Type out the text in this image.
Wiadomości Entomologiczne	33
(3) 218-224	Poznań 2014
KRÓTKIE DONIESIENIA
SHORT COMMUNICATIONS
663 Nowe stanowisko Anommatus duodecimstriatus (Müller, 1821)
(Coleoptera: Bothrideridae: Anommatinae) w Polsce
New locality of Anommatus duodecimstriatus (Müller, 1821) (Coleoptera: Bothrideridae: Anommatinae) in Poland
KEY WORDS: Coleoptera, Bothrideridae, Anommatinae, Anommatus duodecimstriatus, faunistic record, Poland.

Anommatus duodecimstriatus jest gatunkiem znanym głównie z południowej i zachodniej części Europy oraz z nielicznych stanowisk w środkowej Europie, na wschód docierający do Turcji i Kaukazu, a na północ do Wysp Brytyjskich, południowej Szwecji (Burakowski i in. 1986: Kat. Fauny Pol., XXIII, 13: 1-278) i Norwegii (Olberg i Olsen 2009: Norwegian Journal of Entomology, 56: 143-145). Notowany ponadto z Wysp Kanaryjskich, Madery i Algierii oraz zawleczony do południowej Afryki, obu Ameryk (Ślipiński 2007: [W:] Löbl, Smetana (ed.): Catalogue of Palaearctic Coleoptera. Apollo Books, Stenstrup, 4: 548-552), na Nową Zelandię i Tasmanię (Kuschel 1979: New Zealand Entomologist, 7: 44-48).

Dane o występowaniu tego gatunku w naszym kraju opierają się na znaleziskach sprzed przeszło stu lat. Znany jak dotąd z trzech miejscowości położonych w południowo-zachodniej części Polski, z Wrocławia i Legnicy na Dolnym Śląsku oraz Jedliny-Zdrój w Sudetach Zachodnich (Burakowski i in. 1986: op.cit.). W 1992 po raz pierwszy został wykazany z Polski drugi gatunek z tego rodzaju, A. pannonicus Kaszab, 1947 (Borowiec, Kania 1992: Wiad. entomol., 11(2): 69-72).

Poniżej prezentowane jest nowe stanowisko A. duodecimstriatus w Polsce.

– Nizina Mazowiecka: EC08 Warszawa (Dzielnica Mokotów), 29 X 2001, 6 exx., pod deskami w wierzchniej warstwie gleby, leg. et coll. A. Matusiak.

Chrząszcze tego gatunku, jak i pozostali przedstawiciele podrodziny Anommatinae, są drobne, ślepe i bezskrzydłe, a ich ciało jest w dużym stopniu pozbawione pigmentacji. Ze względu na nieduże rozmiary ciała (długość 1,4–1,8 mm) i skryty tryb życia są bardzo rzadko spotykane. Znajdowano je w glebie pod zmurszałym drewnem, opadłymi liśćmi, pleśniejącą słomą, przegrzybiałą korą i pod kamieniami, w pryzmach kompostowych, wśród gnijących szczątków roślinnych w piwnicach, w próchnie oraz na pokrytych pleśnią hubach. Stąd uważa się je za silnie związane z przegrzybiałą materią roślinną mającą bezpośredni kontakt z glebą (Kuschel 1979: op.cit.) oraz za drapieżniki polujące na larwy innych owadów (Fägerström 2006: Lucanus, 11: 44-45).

================

→ EXERCISE BRIEF:
Set all of the entries down again, exactly as they were given.

→ PROBLEM SOLUTION:
Type out the text in this image.
Wiadomości Entomologiczne	33
(3) 218-224	Poznań 2014
KRÓTKIE DONIESIENIA
SHORT COMMUNICATIONS
663 Nowe stanowisko Anommatus duodecimstriatus (Müller, 1821)
(Coleoptera: Bothrideridae: Anommatinae) w Polsce
New locality of Anommatus duodecimstriatus (Müller, 1821) (Coleoptera: Bothrideridae: Anommatinae) in Poland
KEY WORDS: Coleoptera, Bothrideridae, Anommatinae, Anommatus duodecimstriatus, faunistic record, Poland.

Anommatus duodecimstriatus jest gatunkiem znanym głównie z południowej i zachodniej części Europy oraz z nielicznych stanowisk w środkowej Europie, na wschód docierający do Turcji i Kaukazu, a na północ do Wysp Brytyjskich, południowej Szwecji (Burakowski i in. 1986: Kat. Fauny Pol., XXIII, 13: 1-278) i Norwegii (Olberg i Olsen 2009: Norwegian Journal of Entomology, 56: 143-145). Notowany ponadto z Wysp Kanaryjskich, Madery i Algierii oraz zawleczony do południowej Afryki, obu Ameryk (Ślipiński 2007: [W:] Löbl, Smetana (ed.): Catalogue of Palaearctic Coleoptera. Apollo Books, Stenstrup, 4: 548-552), na Nową Zelandię i Tasmanię (Kuschel 1979: New Zealand Entomologist, 7: 44-48).

Dane o występowaniu tego gatunku w naszym kraju opierają się na znaleziskach sprzed przeszło stu lat. Znany jak dotąd z trzech miejscowości położonych w południowo-zachodniej części Polski, z Wrocławia i Legnicy na Dolnym Śląsku oraz Jedliny-Zdrój w Sudetach Zachodnich (Burakowski i in. 1986: op.cit.). W 1992 po raz pierwszy został wykazany z Polski drugi gatunek z tego rodzaju, A. pannonicus Kaszab, 1947 (Borowiec, Kania 1992: Wiad. entomol., 11(2): 69-72).

Poniżej prezentowane jest nowe stanowisko A. duodecimstriatus w Polsce.

– Nizina Mazowiecka: EC08 Warszawa (Dzielnica Mokotów), 29 X 2001, 6 exx., pod deskami w wierzchniej warstwie gleby, leg. et coll. A. Matusiak.

Chrząszcze tego gatunku, jak i pozostali przedstawiciele podrodziny Anommatinae, są drobne, ślepe i bezskrzydłe, a ich ciało jest w dużym stopniu pozbawione pigmentacji. Ze względu na nieduże rozmiary ciała (długość 1,4–1,8 mm) i skryty tryb życia są bardzo rzadko spotykane. Znajdowano je w glebie pod zmurszałym drewnem, opadłymi liśćmi, pleśniejącą słomą, przegrzybiałą korą i pod kamieniami, w pryzmach kompostowych, wśród gnijących szczątków roślinnych w piwnicach, w próchnie oraz na pokrytych pleśnią hubach. Stąd uważa się je za silnie związane z przegrzybiałą materią roślinną mającą bezpośredni kontakt z glebą (Kuschel 1979: op.cit.) oraz za drapieżniki polujące na larwy innych owadów (Fägerström 2006: Lucanus, 11: 44-45).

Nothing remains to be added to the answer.